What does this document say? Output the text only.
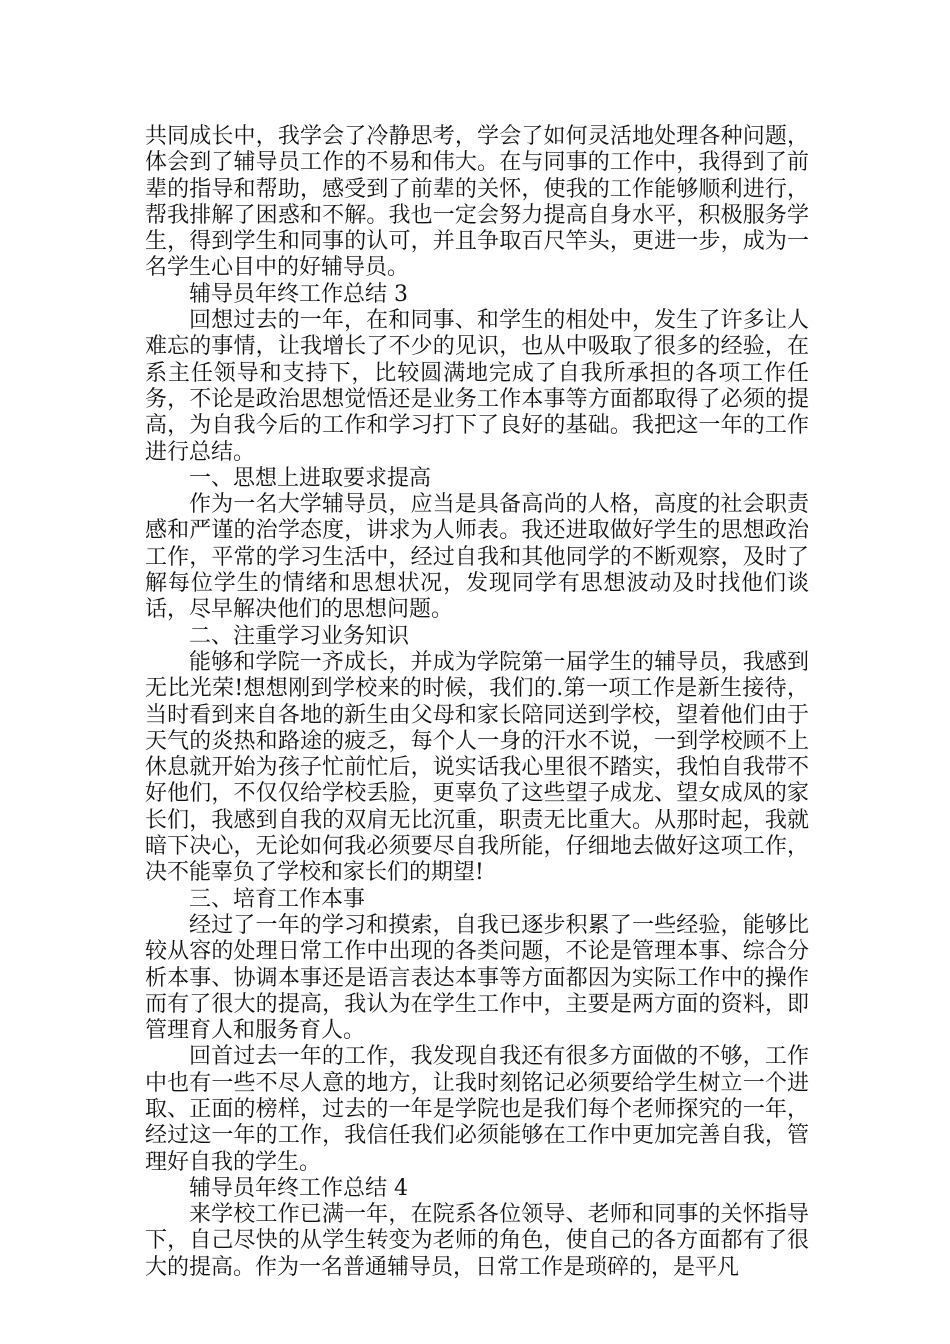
共同成长中，我学会了冷静思考，学会了如何灵活地处理各种问题，体会到了辅导员工作的不易和伟大。在与同事的工作中，我得到了前辈的指导和帮助，感受到了前辈的关怀，使我的工作能够顺利进行，帮我排解了困惑和不解。我也一定会努力提高自身水平，积极服务学生，得到学生和同事的认可，并且争取百尺竿头，更进一步，成为一名学生心目中的好辅导员。

辅导员年终工作总结 3

回想过去的一年，在和同事、和学生的相处中，发生了许多让人难忘的事情，让我增长了不少的见识，也从中吸取了很多的经验，在系主任领导和支持下，比较圆满地完成了自我所承担的各项工作任务，不论是政治思想觉悟还是业务工作本事等方面都取得了必须的提高，为自我今后的工作和学习打下了良好的基础。我把这一年的工作进行总结。

一、思想上进取要求提高

作为一名大学辅导员，应当是具备高尚的人格，高度的社会职责感和严谨的治学态度，讲求为人师表。我还进取做好学生的思想政治工作，平常的学习生活中，经过自我和其他同学的不断观察，及时了解每位学生的情绪和思想状况，发现同学有思想波动及时找他们谈话，尽早解决他们的思想问题。

二、注重学习业务知识

能够和学院一齐成长，并成为学院第一届学生的辅导员，我感到无比光荣!想想刚到学校来的时候，我们的.第一项工作是新生接待，当时看到来自各地的新生由父母和家长陪同送到学校，望着他们由于天气的炎热和路途的疲乏，每个人一身的汗水不说，一到学校顾不上休息就开始为孩子忙前忙后，说实话我心里很不踏实，我怕自我带不好他们，不仅仅给学校丢脸，更辜负了这些望子成龙、望女成凤的家长们，我感到自我的双肩无比沉重，职责无比重大。从那时起，我就暗下决心，无论如何我必须要尽自我所能，仔细地去做好这项工作，决不能辜负了学校和家长们的期望!

三、培育工作本事

经过了一年的学习和摸索，自我已逐步积累了一些经验，能够比较从容的处理日常工作中出现的各类问题，不论是管理本事、综合分析本事、协调本事还是语言表达本事等方面都因为实际工作中的操作而有了很大的提高，我认为在学生工作中，主要是两方面的资料，即管理育人和服务育人。

回首过去一年的工作，我发现自我还有很多方面做的不够，工作中也有一些不尽人意的地方，让我时刻铭记必须要给学生树立一个进取、正面的榜样，过去的一年是学院也是我们每个老师探究的一年，经过这一年的工作，我信任我们必须能够在工作中更加完善自我，管理好自我的学生。

辅导员年终工作总结 4

来学校工作已满一年，在院系各位领导、老师和同事的关怀指导下，自己尽快的从学生转变为老师的角色，使自己的各方面都有了很大的提高。作为一名普通辅导员，日常工作是琐碎的，是平凡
# # # # #
■ **Problem statement**: Pictures are to be left out; the records above must be repeated word for word.

■ **Solution**:
What does this document say? Output the text only.
共同成长中，我学会了冷静思考，学会了如何灵活地处理各种问题，体会到了辅导员工作的不易和伟大。在与同事的工作中，我得到了前辈的指导和帮助，感受到了前辈的关怀，使我的工作能够顺利进行，帮我排解了困惑和不解。我也一定会努力提高自身水平，积极服务学生，得到学生和同事的认可，并且争取百尺竿头，更进一步，成为一名学生心目中的好辅导员。

辅导员年终工作总结 3

回想过去的一年，在和同事、和学生的相处中，发生了许多让人难忘的事情，让我增长了不少的见识，也从中吸取了很多的经验，在系主任领导和支持下，比较圆满地完成了自我所承担的各项工作任务，不论是政治思想觉悟还是业务工作本事等方面都取得了必须的提高，为自我今后的工作和学习打下了良好的基础。我把这一年的工作进行总结。

一、思想上进取要求提高

作为一名大学辅导员，应当是具备高尚的人格，高度的社会职责感和严谨的治学态度，讲求为人师表。我还进取做好学生的思想政治工作，平常的学习生活中，经过自我和其他同学的不断观察，及时了解每位学生的情绪和思想状况，发现同学有思想波动及时找他们谈话，尽早解决他们的思想问题。

二、注重学习业务知识

能够和学院一齐成长，并成为学院第一届学生的辅导员，我感到无比光荣!想想刚到学校来的时候，我们的.第一项工作是新生接待，当时看到来自各地的新生由父母和家长陪同送到学校，望着他们由于天气的炎热和路途的疲乏，每个人一身的汗水不说，一到学校顾不上休息就开始为孩子忙前忙后，说实话我心里很不踏实，我怕自我带不好他们，不仅仅给学校丢脸，更辜负了这些望子成龙、望女成凤的家长们，我感到自我的双肩无比沉重，职责无比重大。从那时起，我就暗下决心，无论如何我必须要尽自我所能，仔细地去做好这项工作，决不能辜负了学校和家长们的期望!

三、培育工作本事

经过了一年的学习和摸索，自我已逐步积累了一些经验，能够比较从容的处理日常工作中出现的各类问题，不论是管理本事、综合分析本事、协调本事还是语言表达本事等方面都因为实际工作中的操作而有了很大的提高，我认为在学生工作中，主要是两方面的资料，即管理育人和服务育人。

回首过去一年的工作，我发现自我还有很多方面做的不够，工作中也有一些不尽人意的地方，让我时刻铭记必须要给学生树立一个进取、正面的榜样，过去的一年是学院也是我们每个老师探究的一年，经过这一年的工作，我信任我们必须能够在工作中更加完善自我，管理好自我的学生。

辅导员年终工作总结 4

来学校工作已满一年，在院系各位领导、老师和同事的关怀指导下，自己尽快的从学生转变为老师的角色，使自己的各方面都有了很大的提高。作为一名普通辅导员，日常工作是琐碎的，是平凡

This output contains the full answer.